**EXERCISE DETAILS**
Locate each line below that includes "锦江酒店" and reproduce it.
══════════════════════════════
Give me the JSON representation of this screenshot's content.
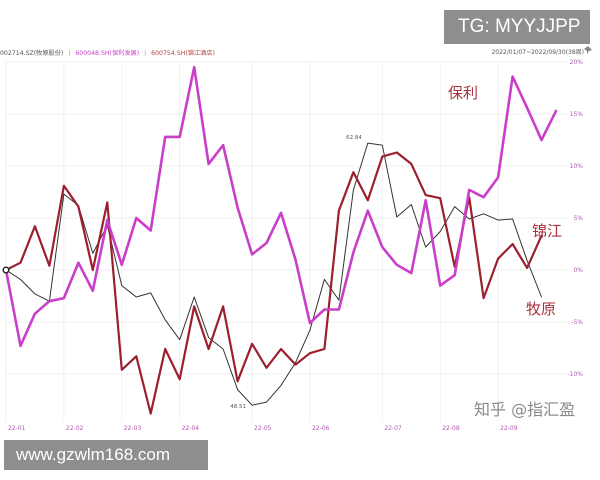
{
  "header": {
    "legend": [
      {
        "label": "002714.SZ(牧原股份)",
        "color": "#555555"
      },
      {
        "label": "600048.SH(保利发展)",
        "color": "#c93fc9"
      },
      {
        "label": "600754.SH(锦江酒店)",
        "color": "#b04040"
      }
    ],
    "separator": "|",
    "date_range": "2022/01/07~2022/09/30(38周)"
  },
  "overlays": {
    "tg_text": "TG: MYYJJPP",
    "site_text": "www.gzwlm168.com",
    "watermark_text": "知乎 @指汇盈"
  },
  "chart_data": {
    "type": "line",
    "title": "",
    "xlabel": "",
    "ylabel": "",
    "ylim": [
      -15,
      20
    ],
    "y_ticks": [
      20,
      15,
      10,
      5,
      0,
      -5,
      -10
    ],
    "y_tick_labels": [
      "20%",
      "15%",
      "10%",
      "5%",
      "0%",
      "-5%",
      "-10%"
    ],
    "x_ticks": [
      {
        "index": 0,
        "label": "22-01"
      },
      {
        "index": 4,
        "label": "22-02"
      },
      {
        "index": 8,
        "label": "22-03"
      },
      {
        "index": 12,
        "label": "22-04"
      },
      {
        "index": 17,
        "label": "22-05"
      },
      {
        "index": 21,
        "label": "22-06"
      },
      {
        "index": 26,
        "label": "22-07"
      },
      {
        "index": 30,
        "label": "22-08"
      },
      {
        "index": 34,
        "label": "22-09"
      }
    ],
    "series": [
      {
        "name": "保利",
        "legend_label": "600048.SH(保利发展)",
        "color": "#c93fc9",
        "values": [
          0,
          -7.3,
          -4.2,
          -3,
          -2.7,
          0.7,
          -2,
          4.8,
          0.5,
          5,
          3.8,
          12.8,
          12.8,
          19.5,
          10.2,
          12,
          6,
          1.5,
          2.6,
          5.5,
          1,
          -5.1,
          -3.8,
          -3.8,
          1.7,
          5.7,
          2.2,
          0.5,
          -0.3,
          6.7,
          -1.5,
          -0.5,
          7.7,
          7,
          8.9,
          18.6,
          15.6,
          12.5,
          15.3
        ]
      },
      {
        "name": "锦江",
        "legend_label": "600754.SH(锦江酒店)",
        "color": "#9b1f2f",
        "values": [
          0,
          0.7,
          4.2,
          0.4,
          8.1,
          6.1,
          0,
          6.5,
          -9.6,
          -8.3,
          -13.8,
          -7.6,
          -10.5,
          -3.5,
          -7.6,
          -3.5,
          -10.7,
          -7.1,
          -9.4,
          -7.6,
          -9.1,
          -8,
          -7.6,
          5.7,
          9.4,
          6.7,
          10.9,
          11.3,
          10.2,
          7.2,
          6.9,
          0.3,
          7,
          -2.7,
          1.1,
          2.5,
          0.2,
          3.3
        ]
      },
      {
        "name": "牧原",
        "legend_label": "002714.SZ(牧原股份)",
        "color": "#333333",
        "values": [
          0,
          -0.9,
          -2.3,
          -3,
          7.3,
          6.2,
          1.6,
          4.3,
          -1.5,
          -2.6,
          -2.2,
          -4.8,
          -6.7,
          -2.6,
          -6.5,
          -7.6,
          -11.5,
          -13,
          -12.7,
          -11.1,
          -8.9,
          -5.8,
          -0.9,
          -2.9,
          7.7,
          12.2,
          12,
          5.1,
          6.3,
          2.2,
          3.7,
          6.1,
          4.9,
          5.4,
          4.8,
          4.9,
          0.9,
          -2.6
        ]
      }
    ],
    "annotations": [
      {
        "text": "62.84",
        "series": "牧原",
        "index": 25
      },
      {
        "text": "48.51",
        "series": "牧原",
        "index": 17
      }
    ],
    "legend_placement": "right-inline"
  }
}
══════════════════════════════
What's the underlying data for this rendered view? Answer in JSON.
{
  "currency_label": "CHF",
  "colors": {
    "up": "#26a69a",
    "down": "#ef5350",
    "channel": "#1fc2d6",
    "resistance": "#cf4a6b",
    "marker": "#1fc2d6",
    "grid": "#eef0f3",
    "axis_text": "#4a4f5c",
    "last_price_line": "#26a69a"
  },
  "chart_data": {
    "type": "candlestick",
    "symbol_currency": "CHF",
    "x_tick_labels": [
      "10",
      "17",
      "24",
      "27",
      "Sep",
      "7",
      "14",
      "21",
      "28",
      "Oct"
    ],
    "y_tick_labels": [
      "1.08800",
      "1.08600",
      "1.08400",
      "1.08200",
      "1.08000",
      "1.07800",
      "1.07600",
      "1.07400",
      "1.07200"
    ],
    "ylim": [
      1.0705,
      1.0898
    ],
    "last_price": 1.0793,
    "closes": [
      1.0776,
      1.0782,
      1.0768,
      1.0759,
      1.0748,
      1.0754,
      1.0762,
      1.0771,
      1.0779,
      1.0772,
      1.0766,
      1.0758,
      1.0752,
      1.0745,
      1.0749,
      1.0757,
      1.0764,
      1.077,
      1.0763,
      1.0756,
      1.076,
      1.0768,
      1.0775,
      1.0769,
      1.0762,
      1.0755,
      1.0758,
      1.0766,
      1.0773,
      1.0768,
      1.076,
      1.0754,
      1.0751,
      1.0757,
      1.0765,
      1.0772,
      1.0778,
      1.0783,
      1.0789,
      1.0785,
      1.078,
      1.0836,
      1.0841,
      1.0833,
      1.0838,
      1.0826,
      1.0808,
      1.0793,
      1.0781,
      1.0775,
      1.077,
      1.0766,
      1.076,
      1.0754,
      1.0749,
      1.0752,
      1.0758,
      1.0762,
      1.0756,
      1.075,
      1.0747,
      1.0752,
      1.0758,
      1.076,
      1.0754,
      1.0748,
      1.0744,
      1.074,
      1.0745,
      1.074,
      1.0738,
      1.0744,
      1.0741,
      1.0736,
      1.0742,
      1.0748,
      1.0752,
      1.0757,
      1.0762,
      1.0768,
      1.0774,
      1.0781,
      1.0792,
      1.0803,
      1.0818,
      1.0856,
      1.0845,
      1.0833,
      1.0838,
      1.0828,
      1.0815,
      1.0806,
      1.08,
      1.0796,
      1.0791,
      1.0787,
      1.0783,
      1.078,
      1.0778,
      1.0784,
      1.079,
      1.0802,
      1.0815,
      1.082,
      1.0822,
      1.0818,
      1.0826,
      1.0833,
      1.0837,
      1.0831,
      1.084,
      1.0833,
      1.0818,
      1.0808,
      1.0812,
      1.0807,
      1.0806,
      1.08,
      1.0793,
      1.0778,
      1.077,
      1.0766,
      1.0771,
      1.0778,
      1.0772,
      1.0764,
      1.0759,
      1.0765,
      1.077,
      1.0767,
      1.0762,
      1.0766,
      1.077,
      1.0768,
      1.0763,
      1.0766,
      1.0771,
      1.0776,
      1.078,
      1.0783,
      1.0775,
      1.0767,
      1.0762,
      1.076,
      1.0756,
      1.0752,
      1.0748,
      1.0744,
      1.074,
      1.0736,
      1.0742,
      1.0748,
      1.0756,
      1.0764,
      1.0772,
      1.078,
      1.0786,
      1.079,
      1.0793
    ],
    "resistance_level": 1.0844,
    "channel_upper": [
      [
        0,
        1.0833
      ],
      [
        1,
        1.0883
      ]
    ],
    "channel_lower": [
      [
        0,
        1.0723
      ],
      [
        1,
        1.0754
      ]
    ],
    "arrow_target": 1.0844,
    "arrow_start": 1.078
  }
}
══════════════════════════════
**PROBLEM SOLUTION**
        "label": "600754.SH(锦江酒店)",
        "legend_label": "600754.SH(锦江酒店)",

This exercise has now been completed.